> **EXERCISE**: Write out every record in full, exactly as written, please.

..........

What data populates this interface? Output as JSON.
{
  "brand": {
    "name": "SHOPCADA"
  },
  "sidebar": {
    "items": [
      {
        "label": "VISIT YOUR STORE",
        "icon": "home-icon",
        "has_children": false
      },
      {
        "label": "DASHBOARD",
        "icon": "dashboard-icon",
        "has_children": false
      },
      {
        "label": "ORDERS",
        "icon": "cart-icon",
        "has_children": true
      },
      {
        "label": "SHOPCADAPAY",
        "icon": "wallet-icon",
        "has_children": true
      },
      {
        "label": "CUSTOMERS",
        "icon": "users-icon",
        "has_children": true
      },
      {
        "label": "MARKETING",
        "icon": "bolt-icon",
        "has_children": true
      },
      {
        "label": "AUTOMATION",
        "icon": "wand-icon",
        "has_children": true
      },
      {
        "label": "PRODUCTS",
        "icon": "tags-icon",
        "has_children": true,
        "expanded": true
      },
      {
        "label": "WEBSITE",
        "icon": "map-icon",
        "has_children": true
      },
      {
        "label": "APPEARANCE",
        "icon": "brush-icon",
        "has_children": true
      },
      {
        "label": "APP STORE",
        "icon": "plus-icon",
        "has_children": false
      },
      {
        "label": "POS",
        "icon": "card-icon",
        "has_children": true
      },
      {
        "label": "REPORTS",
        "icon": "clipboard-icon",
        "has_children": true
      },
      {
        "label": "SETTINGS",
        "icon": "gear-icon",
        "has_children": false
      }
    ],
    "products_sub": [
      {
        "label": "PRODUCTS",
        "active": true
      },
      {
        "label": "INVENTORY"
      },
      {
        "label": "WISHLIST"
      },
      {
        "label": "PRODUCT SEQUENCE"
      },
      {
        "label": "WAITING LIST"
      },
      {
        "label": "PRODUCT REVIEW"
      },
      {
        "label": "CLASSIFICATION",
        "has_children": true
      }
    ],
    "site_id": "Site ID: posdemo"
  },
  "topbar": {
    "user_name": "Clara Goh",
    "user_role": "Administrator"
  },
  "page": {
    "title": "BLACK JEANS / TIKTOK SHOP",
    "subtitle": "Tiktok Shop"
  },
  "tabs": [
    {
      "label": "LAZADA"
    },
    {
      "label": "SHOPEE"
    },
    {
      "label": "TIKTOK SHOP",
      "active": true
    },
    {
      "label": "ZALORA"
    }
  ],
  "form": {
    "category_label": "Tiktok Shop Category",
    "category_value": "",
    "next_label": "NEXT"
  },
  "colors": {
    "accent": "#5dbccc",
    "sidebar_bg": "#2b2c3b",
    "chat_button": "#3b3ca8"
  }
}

..........

> **PROBLEM SOLUTION**:
What data populates this interface? Output as JSON.
{
  "brand": {
    "name": "SHOPCADA"
  },
  "sidebar": {
    "items": [
      {
        "label": "VISIT YOUR STORE",
        "icon": "home-icon",
        "has_children": false
      },
      {
        "label": "DASHBOARD",
        "icon": "dashboard-icon",
        "has_children": false
      },
      {
        "label": "ORDERS",
        "icon": "cart-icon",
        "has_children": true
      },
      {
        "label": "SHOPCADAPAY",
        "icon": "wallet-icon",
        "has_children": true
      },
      {
        "label": "CUSTOMERS",
        "icon": "users-icon",
        "has_children": true
      },
      {
        "label": "MARKETING",
        "icon": "bolt-icon",
        "has_children": true
      },
      {
        "label": "AUTOMATION",
        "icon": "wand-icon",
        "has_children": true
      },
      {
        "label": "PRODUCTS",
        "icon": "tags-icon",
        "has_children": true,
        "expanded": true
      },
      {
        "label": "WEBSITE",
        "icon": "map-icon",
        "has_children": true
      },
      {
        "label": "APPEARANCE",
        "icon": "brush-icon",
        "has_children": true
      },
      {
        "label": "APP STORE",
        "icon": "plus-icon",
        "has_children": false
      },
      {
        "label": "POS",
        "icon": "card-icon",
        "has_children": true
      },
      {
        "label": "REPORTS",
        "icon": "clipboard-icon",
        "has_children": true
      },
      {
        "label": "SETTINGS",
        "icon": "gear-icon",
        "has_children": false
      }
    ],
    "products_sub": [
      {
        "label": "PRODUCTS",
        "active": true
      },
      {
        "label": "INVENTORY"
      },
      {
        "label": "WISHLIST"
      },
      {
        "label": "PRODUCT SEQUENCE"
      },
      {
        "label": "WAITING LIST"
      },
      {
        "label": "PRODUCT REVIEW"
      },
      {
        "label": "CLASSIFICATION",
        "has_children": true
      }
    ],
    "site_id": "Site ID: posdemo"
  },
  "topbar": {
    "user_name": "Clara Goh",
    "user_role": "Administrator"
  },
  "page": {
    "title": "BLACK JEANS / TIKTOK SHOP",
    "subtitle": "Tiktok Shop"
  },
  "tabs": [
    {
      "label": "LAZADA"
    },
    {
      "label": "SHOPEE"
    },
    {
      "label": "TIKTOK SHOP",
      "active": true
    },
    {
      "label": "ZALORA"
    }
  ],
  "form": {
    "category_label": "Tiktok Shop Category",
    "category_value": "",
    "next_label": "NEXT"
  },
  "colors": {
    "accent": "#5dbccc",
    "sidebar_bg": "#2b2c3b",
    "chat_button": "#3b3ca8"
  }
}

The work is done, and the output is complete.